▸ **INFORMATION GIVEN**
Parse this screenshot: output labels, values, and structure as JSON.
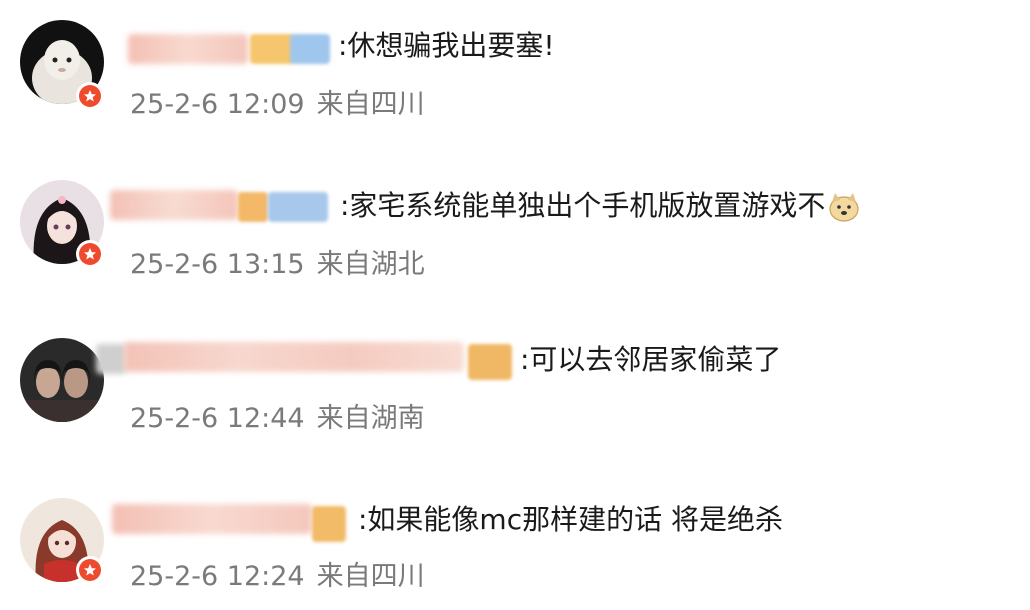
{
  "comments": [
    {
      "text": ":休想骗我出要塞!",
      "date": "25-2-6 12:09",
      "location": "来自四川",
      "avatar_icon": "white-ghost-avatar"
    },
    {
      "text": ":家宅系统能单独出个手机版放置游戏不",
      "date": "25-2-6 13:15",
      "location": "来自湖北",
      "avatar_icon": "anime-girl-avatar",
      "emoji": "doge-emoji"
    },
    {
      "text": ":可以去邻居家偷菜了",
      "date": "25-2-6 12:44",
      "location": "来自湖南",
      "avatar_icon": "two-people-photo-avatar"
    },
    {
      "text": ":如果能像mc那样建的话 将是绝杀",
      "date": "25-2-6 12:24",
      "location": "来自四川",
      "avatar_icon": "anime-girl-red-avatar"
    }
  ],
  "colors": {
    "badge": "#f04a2e",
    "meta_text": "#7a7a7a",
    "body_text": "#1a1a1a",
    "name_blur": "#f6c9c0"
  }
}
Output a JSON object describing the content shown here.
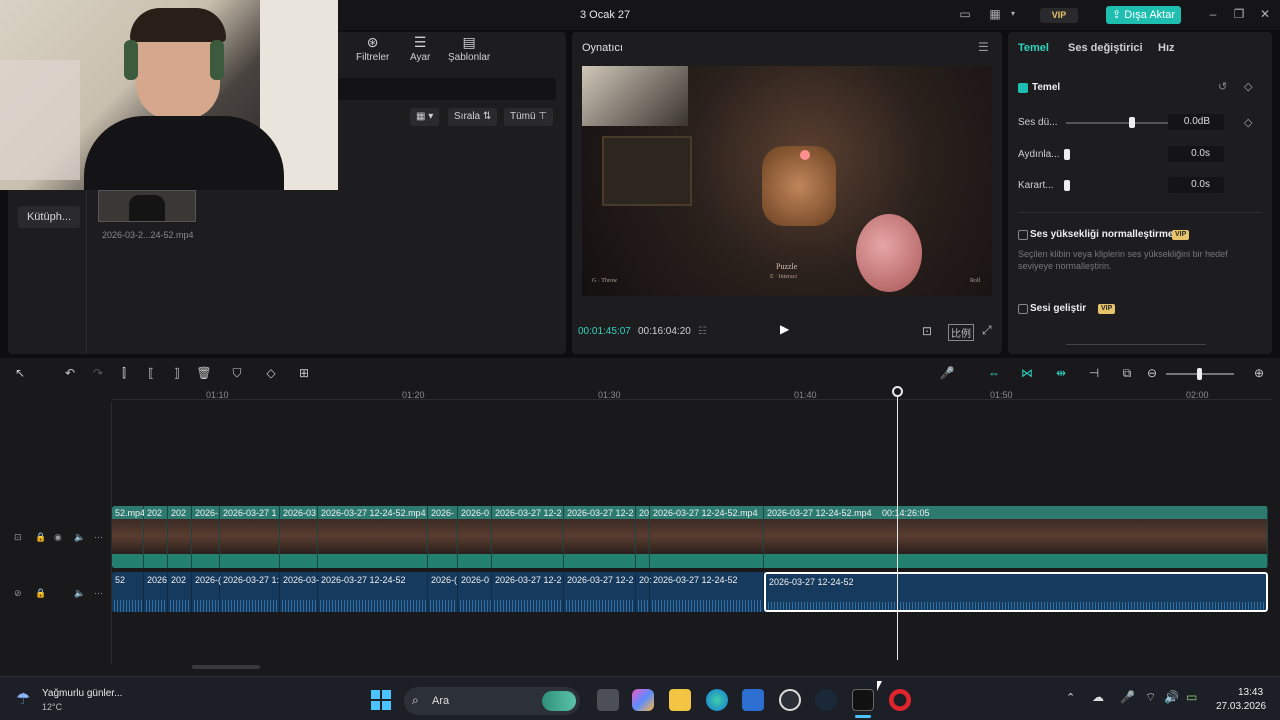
{
  "header": {
    "title": "3 Ocak 27",
    "vip": "VIP",
    "export_label": "Dışa Aktar"
  },
  "media": {
    "tools": [
      {
        "label": "Filtreler",
        "icon": "filters-icon"
      },
      {
        "label": "Ayar",
        "icon": "adjust-icon"
      },
      {
        "label": "Şablonlar",
        "icon": "templates-icon"
      }
    ],
    "sort_label": "Sırala",
    "filter_label": "Tümü",
    "library_label": "Kütüph...",
    "file_name": "2026-03-2...24-52.mp4"
  },
  "player": {
    "title": "Oynatıcı",
    "current_time": "00:01:45:07",
    "total_time": "00:16:04:20",
    "scene_text": "Puzzle",
    "scene_sub": "E · Interact",
    "scene_left": "G · Throw",
    "scene_right": "Roll"
  },
  "properties": {
    "tabs": [
      "Temel",
      "Ses değiştirici",
      "Hız"
    ],
    "section_title": "Temel",
    "volume_label": "Ses dü...",
    "volume_value": "0.0dB",
    "fade_in_label": "Aydınla...",
    "fade_in_value": "0.0s",
    "fade_out_label": "Karart...",
    "fade_out_value": "0.0s",
    "normalize_label": "Ses yüksekliği normalleştirme",
    "normalize_vip": "VIP",
    "normalize_desc": "Seçilen klibin veya kliplerin ses yüksekliğini bir hedef seviyeye normalleştirin.",
    "enhance_label": "Sesi geliştir",
    "enhance_vip": "VIP"
  },
  "timeline": {
    "ticks": [
      "01:10",
      "01:20",
      "01:30",
      "01:40",
      "01:50",
      "02:00"
    ],
    "video_clips": [
      "52.mp4",
      "202",
      "202",
      "2026-",
      "2026-03-27 1",
      "2026-03",
      "2026-03-27 12-24-52.mp4",
      "2026-",
      "2026-0",
      "2026-03-27 12-2",
      "2026-03-27 12-2",
      "20",
      "2026-03-27 12-24-52.mp4",
      "2026-03-27 12-24-52.mp4",
      "00:14:26:05"
    ],
    "audio_clips": [
      "52",
      "2026",
      "202",
      "2026-(",
      "2026-03-27 1:",
      "2026-03-",
      "2026-03-27 12-24-52",
      "2026-(",
      "2026-0",
      "2026-03-27 12-2",
      "2026-03-27 12-2",
      "20:",
      "2026-03-27 12-24-52",
      "2026-03-27 12-24-52"
    ]
  },
  "taskbar": {
    "weather_text": "Yağmurlu günler...",
    "weather_temp": "12°C",
    "search_placeholder": "Ara",
    "time": "13:43",
    "date": "27.03.2026"
  },
  "colors": {
    "accent": "#1ebfb0",
    "vip": "#e7c36a",
    "audio": "#163a5e",
    "video": "#2b6b63"
  }
}
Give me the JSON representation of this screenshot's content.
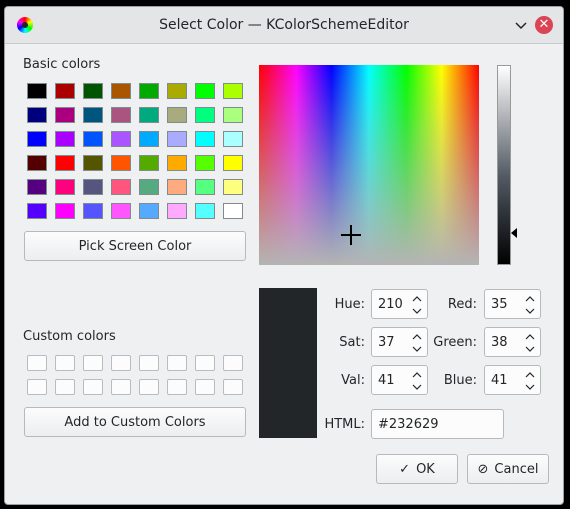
{
  "window": {
    "title": "Select Color — KColorSchemeEditor"
  },
  "basic": {
    "label": "Basic colors",
    "colors": [
      [
        "#000000",
        "#aa0000",
        "#005500",
        "#aa5500",
        "#00aa00",
        "#aaaa00",
        "#00ff00",
        "#aaff00"
      ],
      [
        "#00007f",
        "#aa007f",
        "#00557f",
        "#aa557f",
        "#00aa7f",
        "#aaaa7f",
        "#00ff7f",
        "#aaff7f"
      ],
      [
        "#0000ff",
        "#aa00ff",
        "#0055ff",
        "#aa55ff",
        "#00aaff",
        "#aaaaff",
        "#00ffff",
        "#aaffff"
      ],
      [
        "#550000",
        "#ff0000",
        "#555500",
        "#ff5500",
        "#55aa00",
        "#ffaa00",
        "#55ff00",
        "#ffff00"
      ],
      [
        "#55007f",
        "#ff007f",
        "#55557f",
        "#ff557f",
        "#55aa7f",
        "#ffaa7f",
        "#55ff7f",
        "#ffff7f"
      ],
      [
        "#5500ff",
        "#ff00ff",
        "#5555ff",
        "#ff55ff",
        "#55aaff",
        "#ffaaff",
        "#55ffff",
        "#ffffff"
      ]
    ]
  },
  "pick_screen_label": "Pick Screen Color",
  "custom": {
    "label": "Custom colors",
    "add_label": "Add to Custom Colors"
  },
  "fields": {
    "hue": {
      "label": "Hue:",
      "value": "210"
    },
    "sat": {
      "label": "Sat:",
      "value": "37"
    },
    "val": {
      "label": "Val:",
      "value": "41"
    },
    "red": {
      "label": "Red:",
      "value": "35"
    },
    "green": {
      "label": "Green:",
      "value": "38"
    },
    "blue": {
      "label": "Blue:",
      "value": "41"
    },
    "html": {
      "label": "HTML:",
      "value": "#232629"
    }
  },
  "current_color": "#232629",
  "buttons": {
    "ok": "OK",
    "cancel": "Cancel"
  }
}
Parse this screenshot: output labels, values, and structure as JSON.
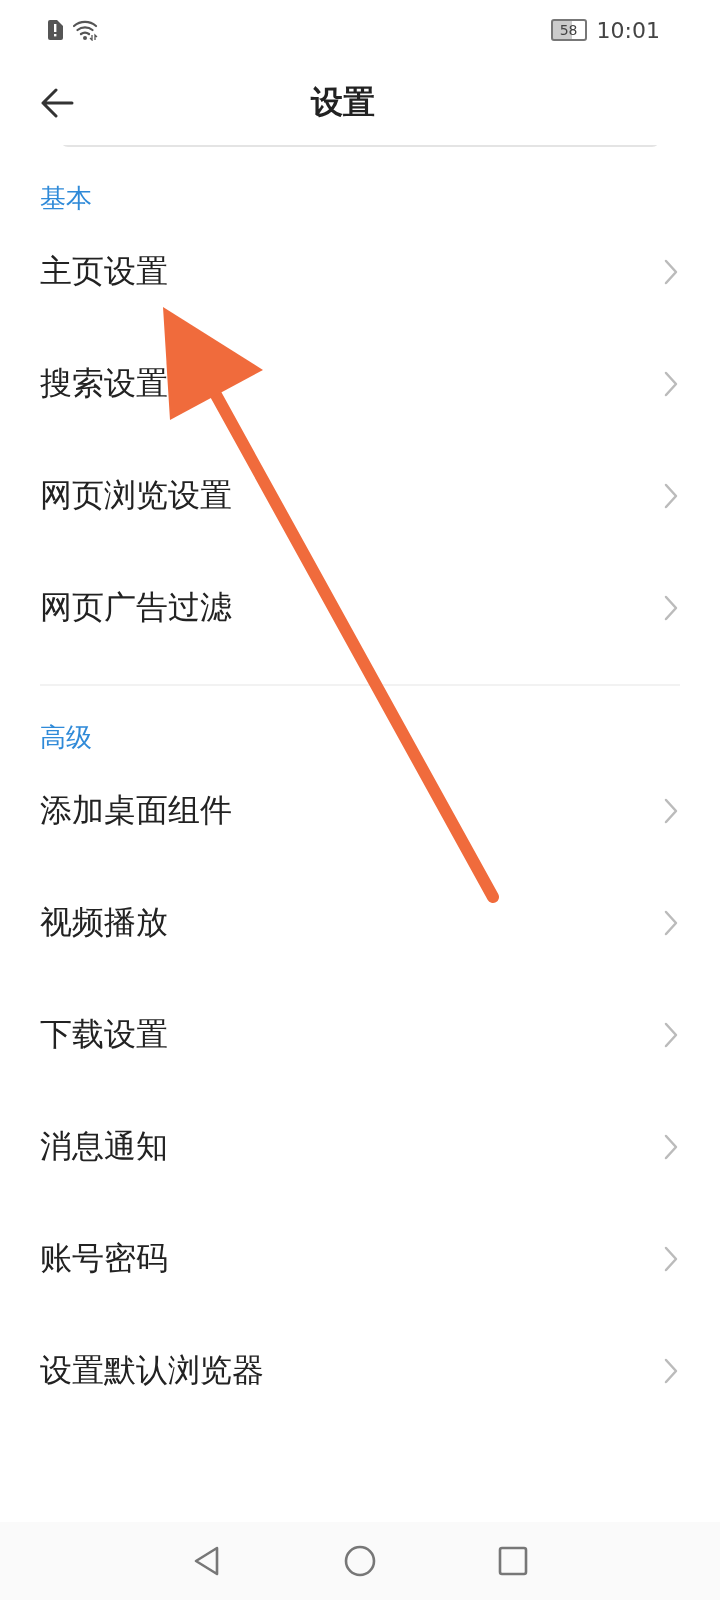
{
  "status_bar": {
    "battery": "58",
    "time": "10:01"
  },
  "header": {
    "title": "设置"
  },
  "sections": [
    {
      "title": "基本",
      "items": [
        {
          "label": "主页设置"
        },
        {
          "label": "搜索设置"
        },
        {
          "label": "网页浏览设置"
        },
        {
          "label": "网页广告过滤"
        }
      ]
    },
    {
      "title": "高级",
      "items": [
        {
          "label": "添加桌面组件"
        },
        {
          "label": "视频播放"
        },
        {
          "label": "下载设置"
        },
        {
          "label": "消息通知"
        },
        {
          "label": "账号密码"
        },
        {
          "label": "设置默认浏览器"
        }
      ]
    }
  ]
}
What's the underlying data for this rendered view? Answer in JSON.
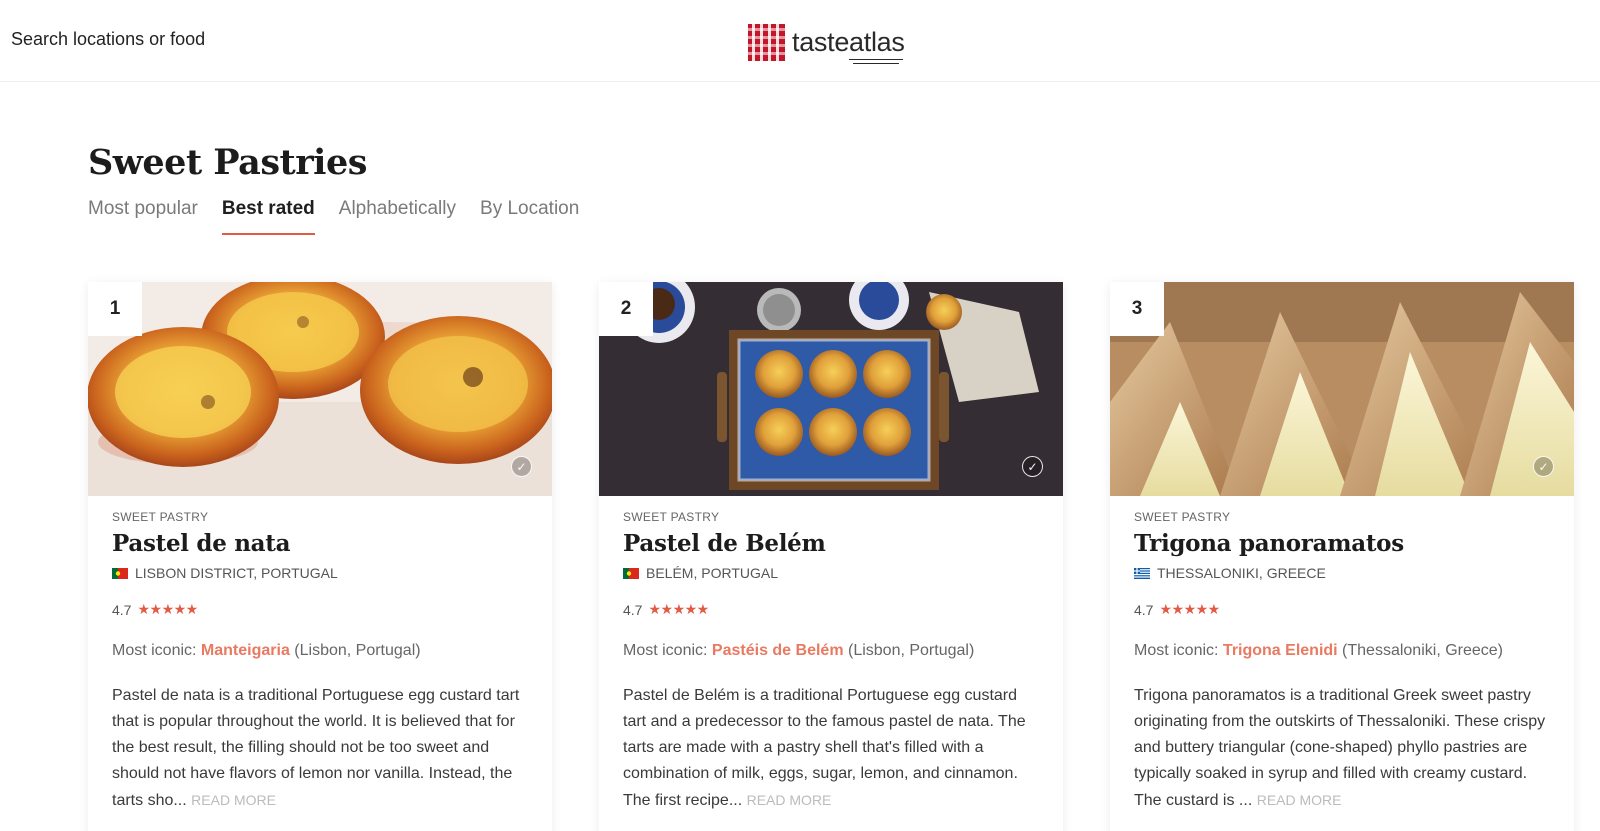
{
  "header": {
    "search_label": "Search locations or food",
    "logo_text_1": "taste",
    "logo_text_2": "atlas"
  },
  "page": {
    "title": "Sweet Pastries",
    "tabs": [
      {
        "label": "Most popular",
        "active": false
      },
      {
        "label": "Best rated",
        "active": true
      },
      {
        "label": "Alphabetically",
        "active": false
      },
      {
        "label": "By Location",
        "active": false
      }
    ]
  },
  "colors": {
    "accent": "#e25b45",
    "link": "#e87a62"
  },
  "cards": [
    {
      "rank": "1",
      "category": "SWEET PASTRY",
      "name": "Pastel de nata",
      "flag": "portugal-flag",
      "location": "LISBON DISTRICT, PORTUGAL",
      "rating": "4.7",
      "stars": "★★★★★",
      "iconic_prefix": "Most iconic: ",
      "iconic_place": "Manteigaria",
      "iconic_suffix": " (Lisbon, Portugal)",
      "description": "Pastel de nata is a traditional Portuguese egg custard tart that is popular throughout the world. It is believed that for the best result, the filling should not be too sweet and should not have flavors of lemon nor vanilla. Instead, the tarts sho...",
      "read_more": "READ MORE"
    },
    {
      "rank": "2",
      "category": "SWEET PASTRY",
      "name": "Pastel de Belém",
      "flag": "portugal-flag",
      "location": "BELÉM, PORTUGAL",
      "rating": "4.7",
      "stars": "★★★★★",
      "iconic_prefix": "Most iconic: ",
      "iconic_place": "Pastéis de Belém",
      "iconic_suffix": " (Lisbon, Portugal)",
      "description": "Pastel de Belém is a traditional Portuguese egg custard tart and a predecessor to the famous pastel de nata. The tarts are made with a pastry shell that's filled with a combination of milk, eggs, sugar, lemon, and cinnamon. The first recipe...",
      "read_more": "READ MORE"
    },
    {
      "rank": "3",
      "category": "SWEET PASTRY",
      "name": "Trigona panoramatos",
      "flag": "greece-flag",
      "location": "THESSALONIKI, GREECE",
      "rating": "4.7",
      "stars": "★★★★★",
      "iconic_prefix": "Most iconic: ",
      "iconic_place": "Trigona Elenidi",
      "iconic_suffix": " (Thessaloniki, Greece)",
      "description": "Trigona panoramatos is a traditional Greek sweet pastry originating from the outskirts of Thessaloniki. These crispy and buttery triangular (cone-shaped) phyllo pastries are typically soaked in syrup and filled with creamy custard. The custard is ...",
      "read_more": "READ MORE"
    }
  ]
}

▸ **STATED EXERCISE**
Select every line where the word "this" occurs.

▸ **RESPONSE**
Parse this screenshot: output labels, values, and structure as JSON.
Give me the JSON representation of this screenshot's content.
Parse this screenshot: output labels, values, and structure as JSON.
What's the underlying data for this rendered view? Answer in JSON.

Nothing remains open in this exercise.